[Goal]
Report how many lines hold the word "Представитель"; answer with the number alone.

-------- Stored records

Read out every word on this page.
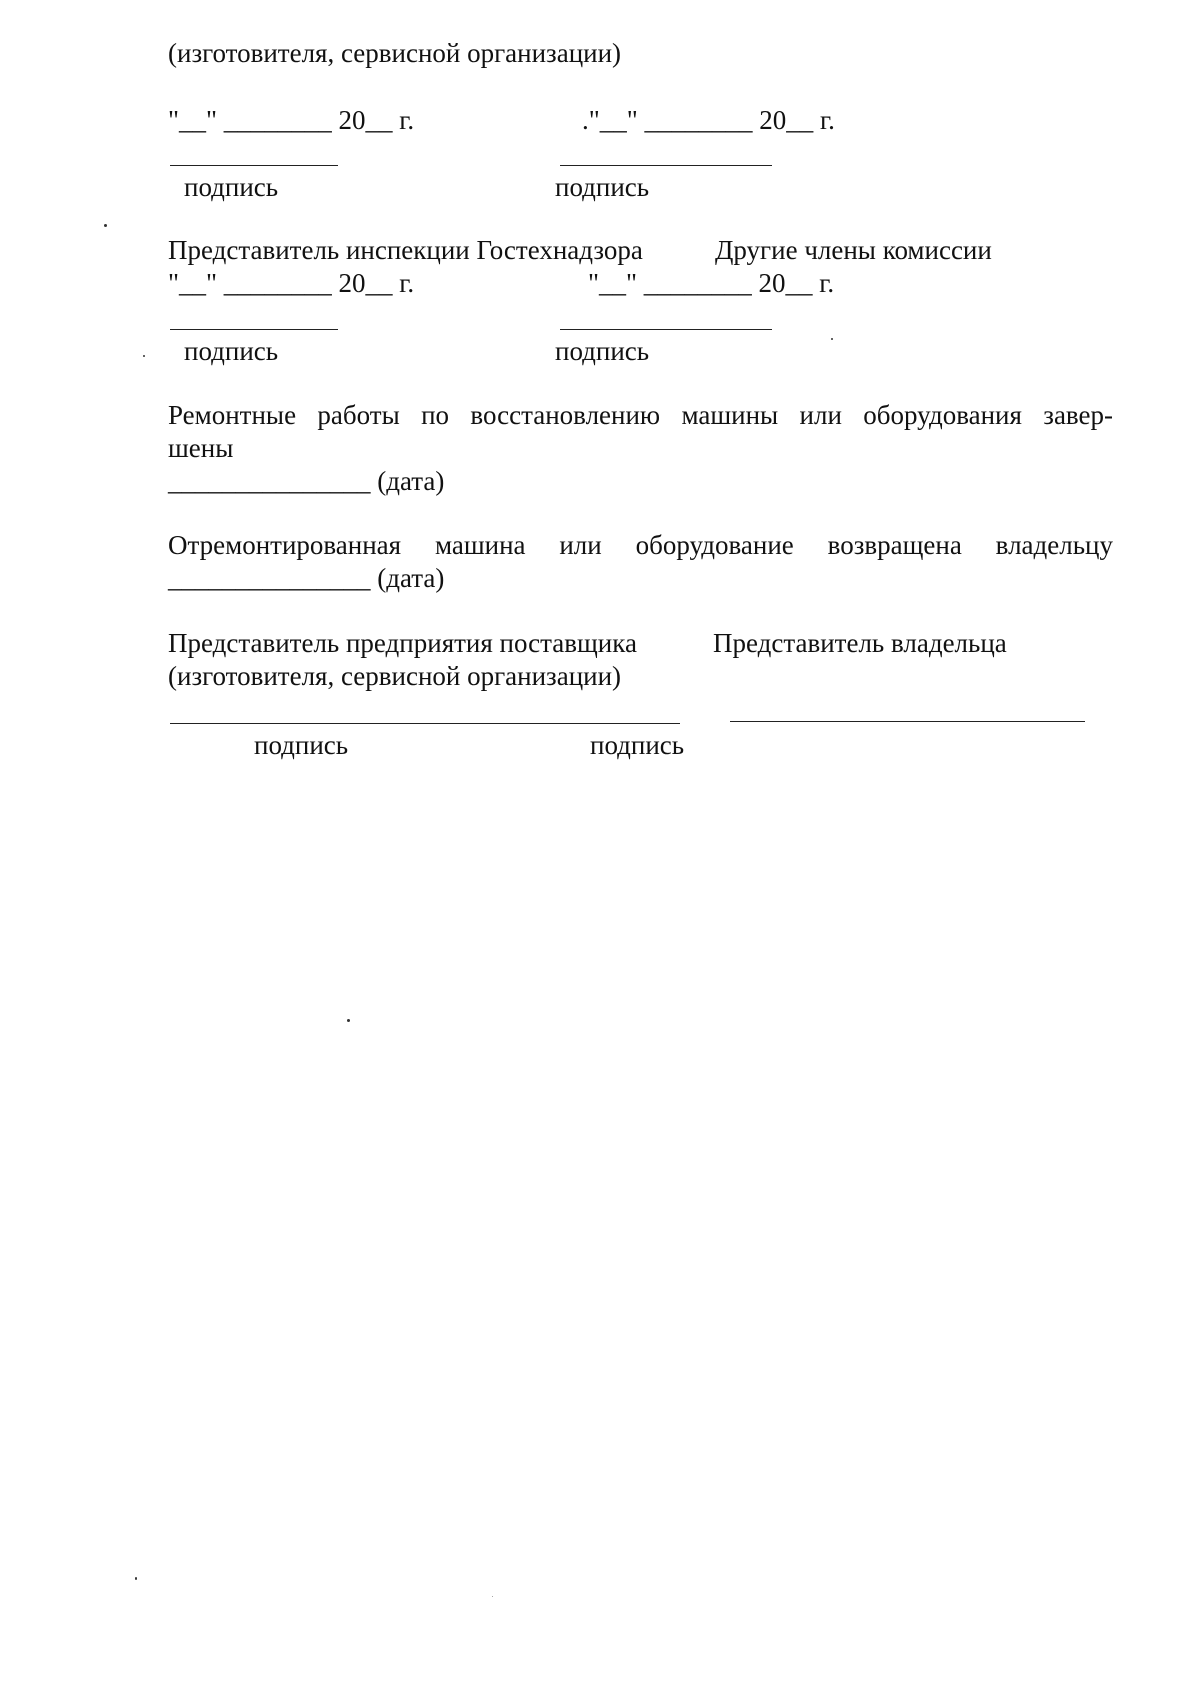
(изготовителя, сервисной организации)
"__" ________ 20__ г.	."__" ________ 20__ г.
подпись	подпись
Представитель инспекции Гостехнадзора	Другие члены комиссии
"__" ________ 20__ г.	"__" ________ 20__ г.
подпись	подпись
Ремонтные работы по восстановлению машины или оборудования завер-
шены
_______________ (дата)
Отремонтированная машина или оборудование возвращена владельцу
_______________ (дата)
Представитель предприятия поставщика	Представитель владельца
(изготовителя, сервисной организации)
подпись	подпись
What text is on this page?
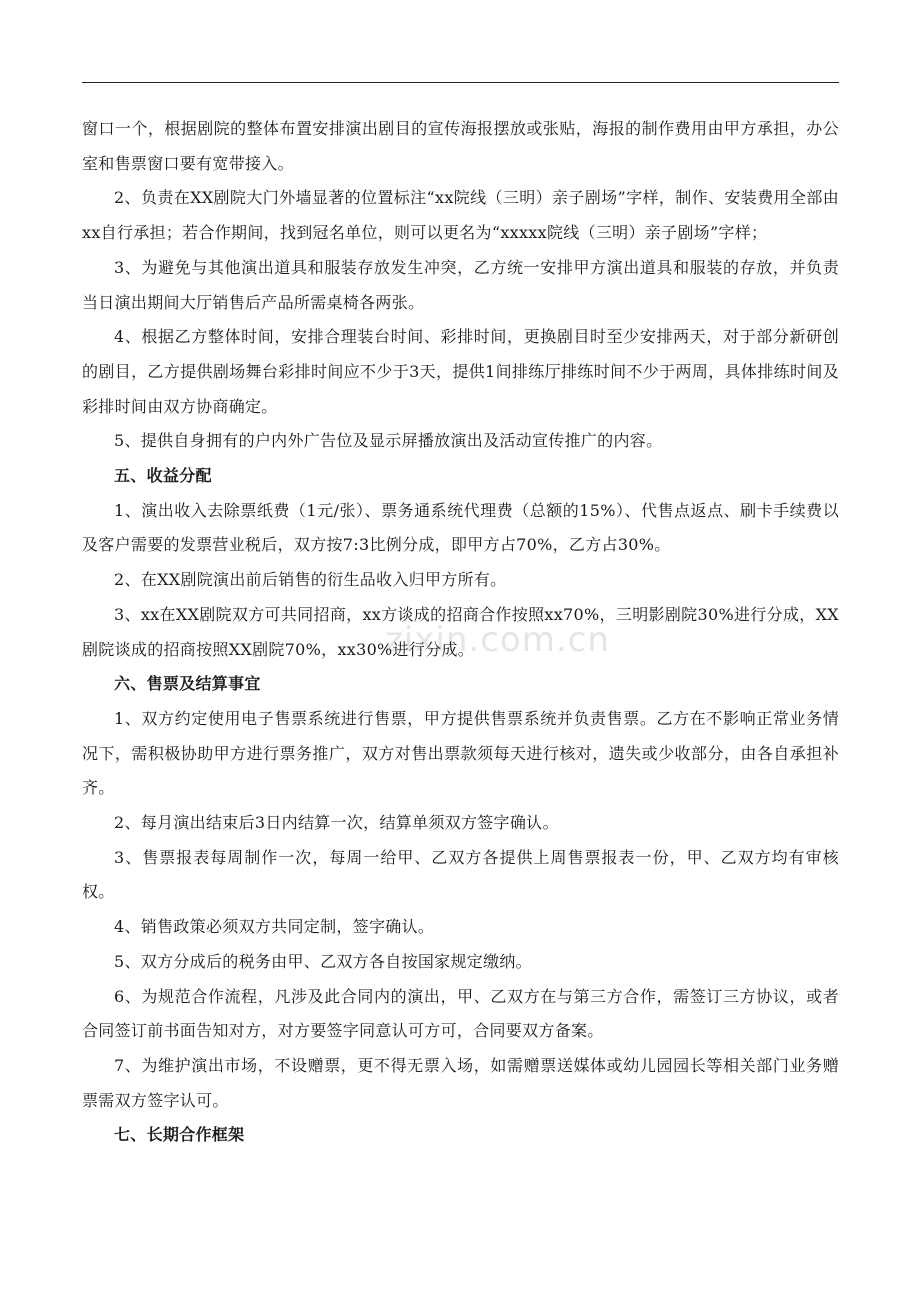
zixin.com.cn

窗口一个，根据剧院的整体布置安排演出剧目的宣传海报摆放或张贴，海报的制作费用由甲方承担，办公室和售票窗口要有宽带接入。

2、负责在XX剧院大门外墙显著的位置标注“xx院线（三明）亲子剧场”字样，制作、安装费用全部由xx自行承担；若合作期间，找到冠名单位，则可以更名为“xxxxx院线（三明）亲子剧场”字样；

3、为避免与其他演出道具和服装存放发生冲突，乙方统一安排甲方演出道具和服装的存放，并负责当日演出期间大厅销售后产品所需桌椅各两张。

4、根据乙方整体时间，安排合理装台时间、彩排时间，更换剧目时至少安排两天，对于部分新研创的剧目，乙方提供剧场舞台彩排时间应不少于3天，提供1间排练厅排练时间不少于两周，具体排练时间及彩排时间由双方协商确定。

5、提供自身拥有的户内外广告位及显示屏播放演出及活动宣传推广的内容。

五、收益分配

1、演出收入去除票纸费（1元/张）、票务通系统代理费（总额的15%）、代售点返点、刷卡手续费以及客户需要的发票营业税后，双方按7:3比例分成，即甲方占70%，乙方占30%。

2、在XX剧院演出前后销售的衍生品收入归甲方所有。

3、xx在XX剧院双方可共同招商，xx方谈成的招商合作按照xx70%，三明影剧院30%进行分成，XX剧院谈成的招商按照XX剧院70%，xx30%进行分成。

六、售票及结算事宜

1、双方约定使用电子售票系统进行售票，甲方提供售票系统并负责售票。乙方在不影响正常业务情况下，需积极协助甲方进行票务推广，双方对售出票款须每天进行核对，遗失或少收部分，由各自承担补齐。

2、每月演出结束后3日内结算一次，结算单须双方签字确认。

3、售票报表每周制作一次，每周一给甲、乙双方各提供上周售票报表一份，甲、乙双方均有审核权。

4、销售政策必须双方共同定制，签字确认。

5、双方分成后的税务由甲、乙双方各自按国家规定缴纳。

6、为规范合作流程，凡涉及此合同内的演出，甲、乙双方在与第三方合作，需签订三方协议，或者合同签订前书面告知对方，对方要签字同意认可方可，合同要双方备案。

7、为维护演出市场，不设赠票，更不得无票入场，如需赠票送媒体或幼儿园园长等相关部门业务赠票需双方签字认可。

七、长期合作框架
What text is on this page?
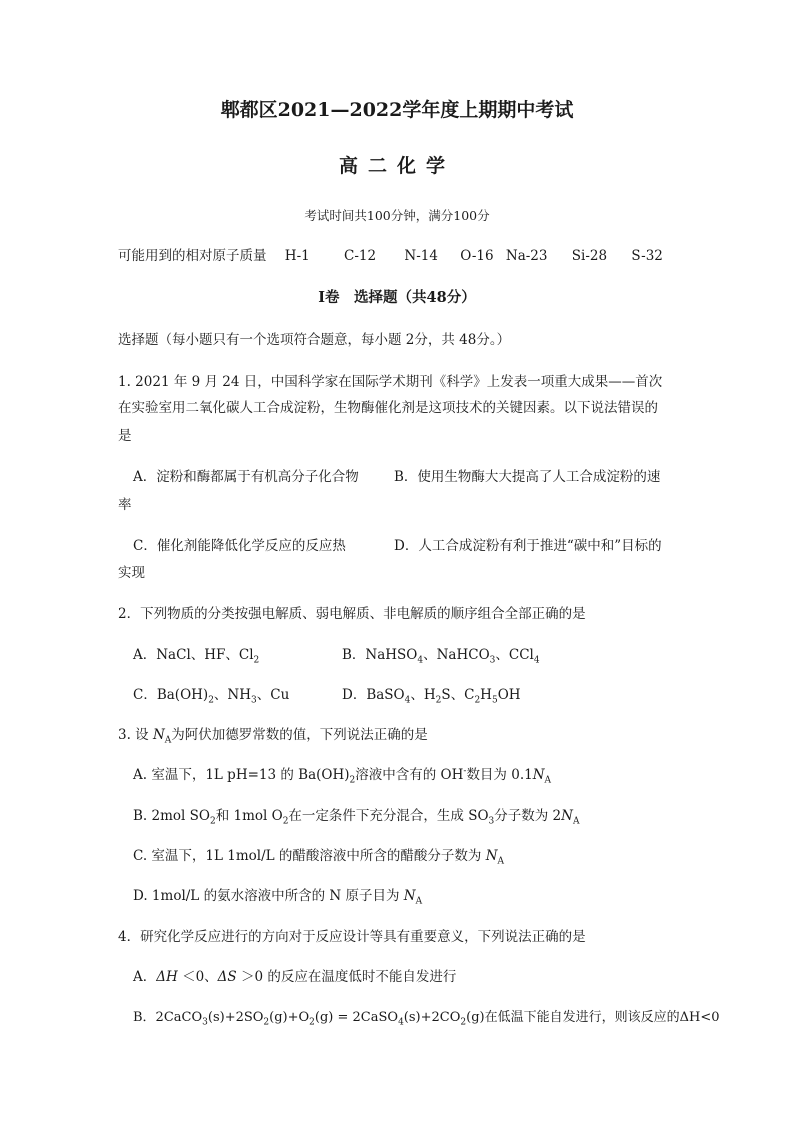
郫都区2021—2022学年度上期期中考试
高二化学
考试时间共100分钟，满分100分
可能用到的相对原子质量 H-1	C-12 N-14 O-16 Na-23 Si-28 S-32
I卷　选择题（共48分）
选择题（每小题只有一个选项符合题意，每小题 2分，共 48分。）
1. 2021 年 9 月 24 日，中国科学家在国际学术期刊《科学》上发表一项重大成果——首次
在实验室用二氧化碳人工合成淀粉，生物酶催化剂是这项技术的关键因素。以下说法错误的
是
A．淀粉和酶都属于有机高分子化合物	B．使用生物酶大大提高了人工合成淀粉的速
率
C．催化剂能降低化学反应的反应热	D．人工合成淀粉有利于推进“碳中和”目标的
实现
2．下列物质的分类按强电解质、弱电解质、非电解质的顺序组合全部正确的是
A．NaCl、HF、$Cl_2$	B．NaHSO$_4$、NaHCO$_3$、CCl$_4$
C．$Ba(OH)_2$、$NH_3$、Cu	D．BaSO$_4$、$H_2S$、$C_2H_5OH$
3. 设 $N_A$为阿伏加德罗常数的值，下列说法正确的是
A. 室温下，1L pH=13 的 $Ba(OH)_2$溶液中含有的 OH-数目为 $0.1N_A$
B. 2mol $SO_2$和 1mol $O_2$在一定条件下充分混合，生成 $SO_3$分子数为 $2N_A$
C. 室温下，1L 1mol/L 的醋酸溶液中所含的醋酸分子数为 $N_A$
D. 1mol/L 的氨水溶液中所含的 N 原子目为 $N_A$
4．研究化学反应进行的方向对于反应设计等具有重要意义，下列说法正确的是
A．ΔH ＜0、ΔS ＞0 的反应在温度低时不能自发进行
B．$2CaCO_3(s)+2SO_2(g)+O_2(g)$ = $2CaSO_4(s)+2CO_2(g)$在低温下能自发进行，则该反应的ΔH<0
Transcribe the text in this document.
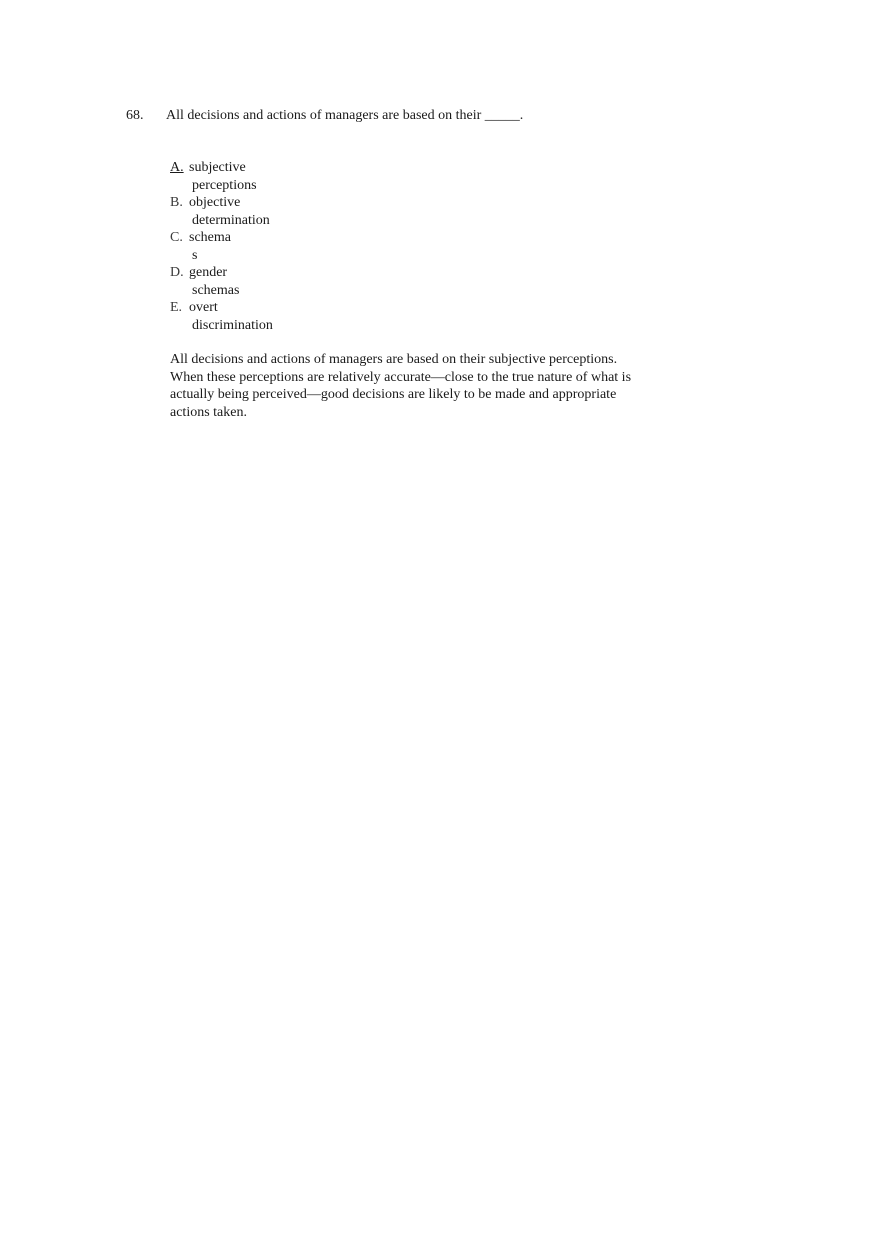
68. All decisions and actions of managers are based on their _____.
A. subjective
perceptions
B. objective
determination
C. schema
s
D. gender
schemas
E. overt
discrimination
All decisions and actions of managers are based on their subjective perceptions.
When these perceptions are relatively accurate—close to the true nature of what is
actually being perceived—good decisions are likely to be made and appropriate
actions taken.
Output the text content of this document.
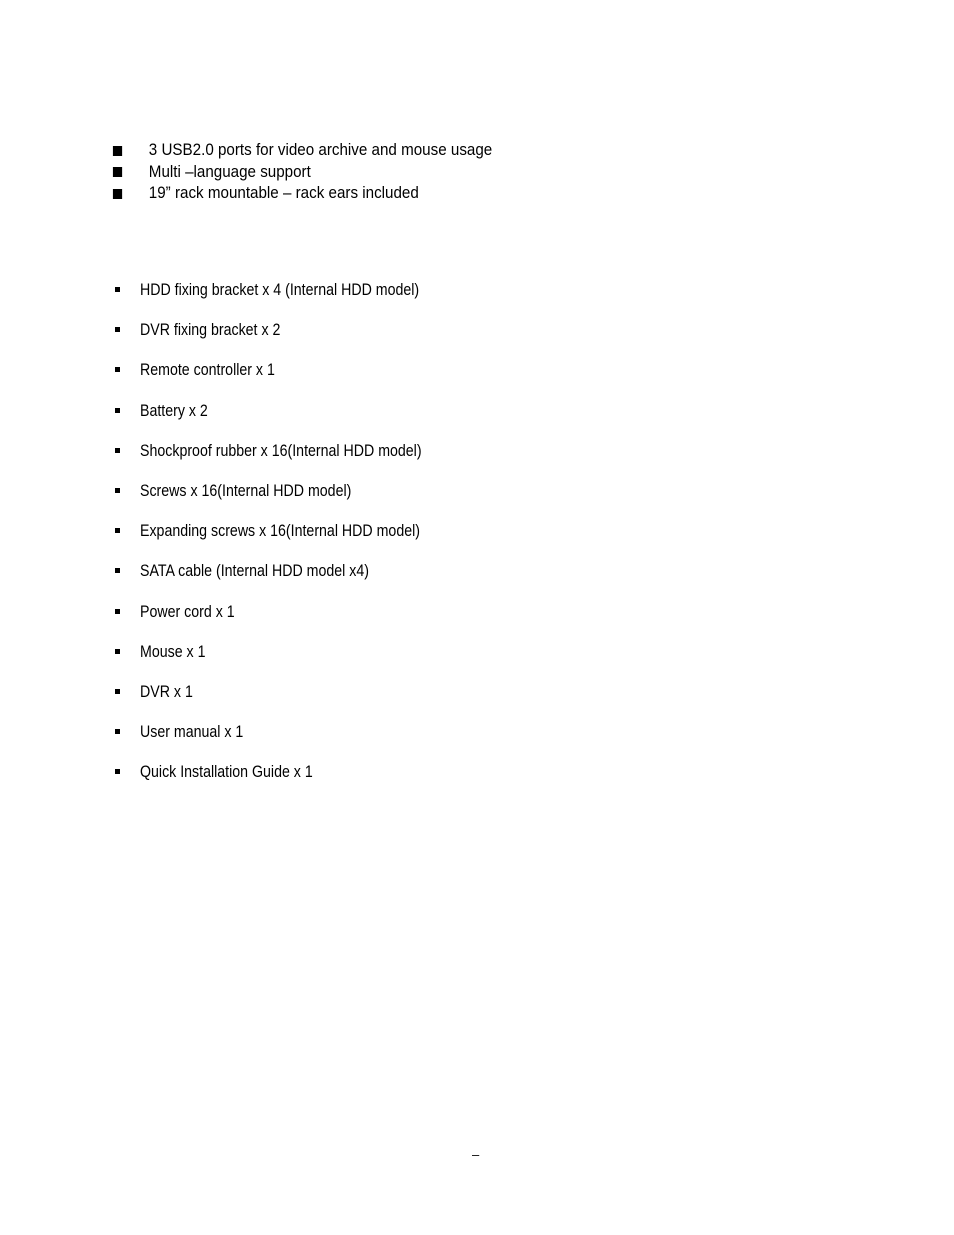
3 USB2.0 ports for video archive and mouse usage
Multi –language support
19” rack mountable – rack ears included
HDD fixing bracket x 4 (Internal HDD model)
DVR fixing bracket x 2
Remote controller x 1
Battery x 2
Shockproof rubber x 16(Internal HDD model)
Screws x 16(Internal HDD model)
Expanding screws x 16(Internal HDD model)
SATA cable (Internal HDD model x4)
Power cord x 1
Mouse x 1
DVR x 1
User manual x 1
Quick Installation Guide x 1
–
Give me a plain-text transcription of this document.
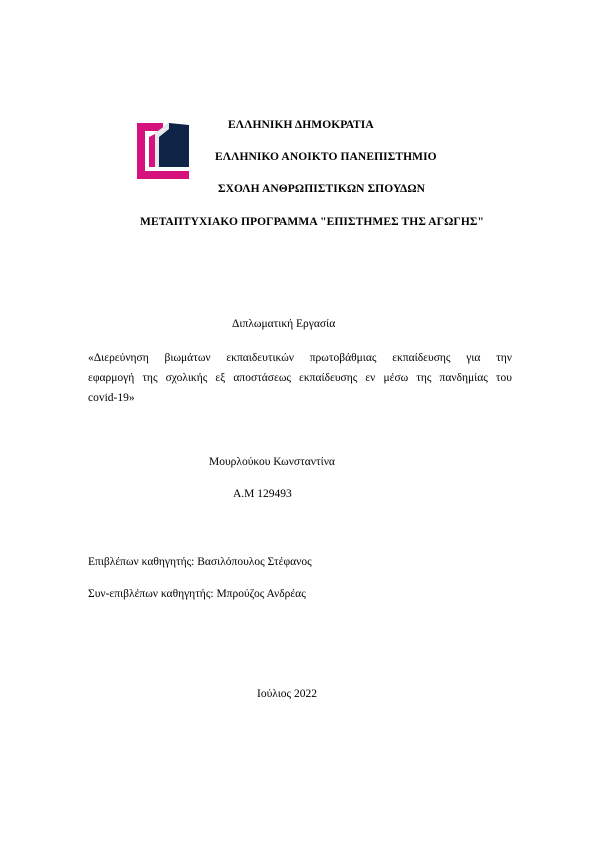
ΕΛΛΗΝΙΚΗ ΔΗΜΟΚΡΑΤΙΑ
ΕΛΛΗΝΙΚΟ ΑΝΟΙΚΤΟ ΠΑΝΕΠΙΣΤΗΜΙΟ
ΣΧΟΛΗ ΑΝΘΡΩΠΙΣΤΙΚΩΝ ΣΠΟΥΔΩΝ
ΜΕΤΑΠΤΥΧΙΑΚΟ ΠΡΟΓΡΑΜΜΑ "ΕΠΙΣΤΗΜΕΣ ΤΗΣ ΑΓΩΓΗΣ"
Διπλωματική Εργασία
«Διερεύνηση βιωμάτων εκπαιδευτικών πρωτοβάθμιας εκπαίδευσης για την
εφαρμογή της σχολικής εξ αποστάσεως εκπαίδευσης εν μέσω της πανδημίας του
covid-19»
Μουρλούκου Κωνσταντίνα
Α.Μ 129493
Επιβλέπων καθηγητής: Βασιλόπουλος Στέφανος
Συν-επιβλέπων καθηγητής: Μπρούζος Ανδρέας
Ιούλιος 2022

----------------

[Response for this exercise]
2